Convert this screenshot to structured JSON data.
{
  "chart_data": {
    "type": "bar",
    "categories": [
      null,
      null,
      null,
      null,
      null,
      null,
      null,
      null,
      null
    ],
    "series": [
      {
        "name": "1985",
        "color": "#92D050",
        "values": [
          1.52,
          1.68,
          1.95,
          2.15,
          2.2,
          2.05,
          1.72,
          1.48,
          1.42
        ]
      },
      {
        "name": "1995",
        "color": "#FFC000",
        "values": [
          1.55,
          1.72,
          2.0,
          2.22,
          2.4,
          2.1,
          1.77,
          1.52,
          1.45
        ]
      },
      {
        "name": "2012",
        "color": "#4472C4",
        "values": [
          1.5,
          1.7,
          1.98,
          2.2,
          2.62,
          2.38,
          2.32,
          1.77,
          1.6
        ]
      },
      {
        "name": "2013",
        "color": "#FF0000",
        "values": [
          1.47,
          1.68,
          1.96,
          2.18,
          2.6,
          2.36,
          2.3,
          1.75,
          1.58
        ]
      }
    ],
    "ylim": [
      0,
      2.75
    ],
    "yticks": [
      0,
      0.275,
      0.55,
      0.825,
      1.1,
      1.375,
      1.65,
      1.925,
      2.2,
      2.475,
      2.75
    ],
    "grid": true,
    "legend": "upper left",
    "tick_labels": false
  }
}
===============
» Your objective
Across the material above, how many lines include the string "name"? Only the number is wanted.

» Output of the task
4